| WHAT TO WORK ON |
Copy each line exactly.

>> Start INPUT

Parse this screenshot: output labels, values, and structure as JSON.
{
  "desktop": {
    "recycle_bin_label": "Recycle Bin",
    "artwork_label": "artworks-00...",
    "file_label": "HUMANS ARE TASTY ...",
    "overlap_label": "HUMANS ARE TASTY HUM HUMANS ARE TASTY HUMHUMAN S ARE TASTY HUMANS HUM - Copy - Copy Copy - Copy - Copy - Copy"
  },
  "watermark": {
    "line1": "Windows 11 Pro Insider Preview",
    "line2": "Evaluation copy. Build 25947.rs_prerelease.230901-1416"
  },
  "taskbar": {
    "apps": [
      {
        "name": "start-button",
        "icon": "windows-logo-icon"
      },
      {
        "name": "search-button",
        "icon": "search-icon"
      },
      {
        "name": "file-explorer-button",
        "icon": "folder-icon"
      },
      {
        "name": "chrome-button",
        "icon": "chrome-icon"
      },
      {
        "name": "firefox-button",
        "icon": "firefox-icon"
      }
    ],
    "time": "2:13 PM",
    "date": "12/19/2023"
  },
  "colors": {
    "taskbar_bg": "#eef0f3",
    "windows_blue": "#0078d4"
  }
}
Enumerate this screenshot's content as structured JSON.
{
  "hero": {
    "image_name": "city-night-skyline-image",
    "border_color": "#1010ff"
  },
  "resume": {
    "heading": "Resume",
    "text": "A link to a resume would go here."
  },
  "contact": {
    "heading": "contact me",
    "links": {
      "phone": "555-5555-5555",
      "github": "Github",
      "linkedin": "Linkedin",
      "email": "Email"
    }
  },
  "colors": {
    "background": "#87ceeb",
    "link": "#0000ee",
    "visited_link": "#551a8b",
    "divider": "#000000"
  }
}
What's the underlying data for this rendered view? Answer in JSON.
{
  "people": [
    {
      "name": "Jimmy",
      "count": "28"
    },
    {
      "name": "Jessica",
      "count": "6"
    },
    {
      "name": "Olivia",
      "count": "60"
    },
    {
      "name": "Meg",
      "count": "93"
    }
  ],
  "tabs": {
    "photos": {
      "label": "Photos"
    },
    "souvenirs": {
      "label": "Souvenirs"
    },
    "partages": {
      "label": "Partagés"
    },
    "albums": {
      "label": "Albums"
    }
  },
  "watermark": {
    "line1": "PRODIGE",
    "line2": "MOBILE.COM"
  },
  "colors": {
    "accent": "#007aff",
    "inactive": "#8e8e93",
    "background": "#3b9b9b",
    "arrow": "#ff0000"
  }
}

>> End INPUT

| RESPONSE |
Parse this screenshot: output labels, values, and structure as JSON.
{
  "desktop": {
    "recycle_bin_label": "Recycle Bin",
    "artwork_label": "artworks-00...",
    "file_label": "HUMANS ARE TASTY ...",
    "overlap_label": "HUMANS ARE TASTY HUM HUMANS ARE TASTY HUMHUMAN S ARE TASTY HUMANS HUM - Copy - Copy Copy - Copy - Copy - Copy"
  },
  "watermark": {
    "line1": "Windows 11 Pro Insider Preview",
    "line2": "Evaluation copy. Build 25947.rs_prerelease.230901-1416"
  },
  "taskbar": {
    "apps": [
      {
        "name": "start-button",
        "icon": "windows-logo-icon"
      },
      {
        "name": "search-button",
        "icon": "search-icon"
      },
      {
        "name": "file-explorer-button",
        "icon": "folder-icon"
      },
      {
        "name": "chrome-button",
        "icon": "chrome-icon"
      },
      {
        "name": "firefox-button",
        "icon": "firefox-icon"
      }
    ],
    "time": "2:13 PM",
    "date": "12/19/2023"
  },
  "colors": {
    "taskbar_bg": "#eef0f3",
    "windows_blue": "#0078d4"
  }
}
Enumerate this screenshot's content as structured JSON.
{
  "hero": {
    "image_name": "city-night-skyline-image",
    "border_color": "#1010ff"
  },
  "resume": {
    "heading": "Resume",
    "text": "A link to a resume would go here."
  },
  "contact": {
    "heading": "contact me",
    "links": {
      "phone": "555-5555-5555",
      "github": "Github",
      "linkedin": "Linkedin",
      "email": "Email"
    }
  },
  "colors": {
    "background": "#87ceeb",
    "link": "#0000ee",
    "visited_link": "#551a8b",
    "divider": "#000000"
  }
}
What's the underlying data for this rendered view? Answer in JSON.
{
  "people": [
    {
      "name": "Jimmy",
      "count": "28"
    },
    {
      "name": "Jessica",
      "count": "6"
    },
    {
      "name": "Olivia",
      "count": "60"
    },
    {
      "name": "Meg",
      "count": "93"
    }
  ],
  "tabs": {
    "photos": {
      "label": "Photos"
    },
    "souvenirs": {
      "label": "Souvenirs"
    },
    "partages": {
      "label": "Partagés"
    },
    "albums": {
      "label": "Albums"
    }
  },
  "watermark": {
    "line1": "PRODIGE",
    "line2": "MOBILE.COM"
  },
  "colors": {
    "accent": "#007aff",
    "inactive": "#8e8e93",
    "background": "#3b9b9b",
    "arrow": "#ff0000"
  }
}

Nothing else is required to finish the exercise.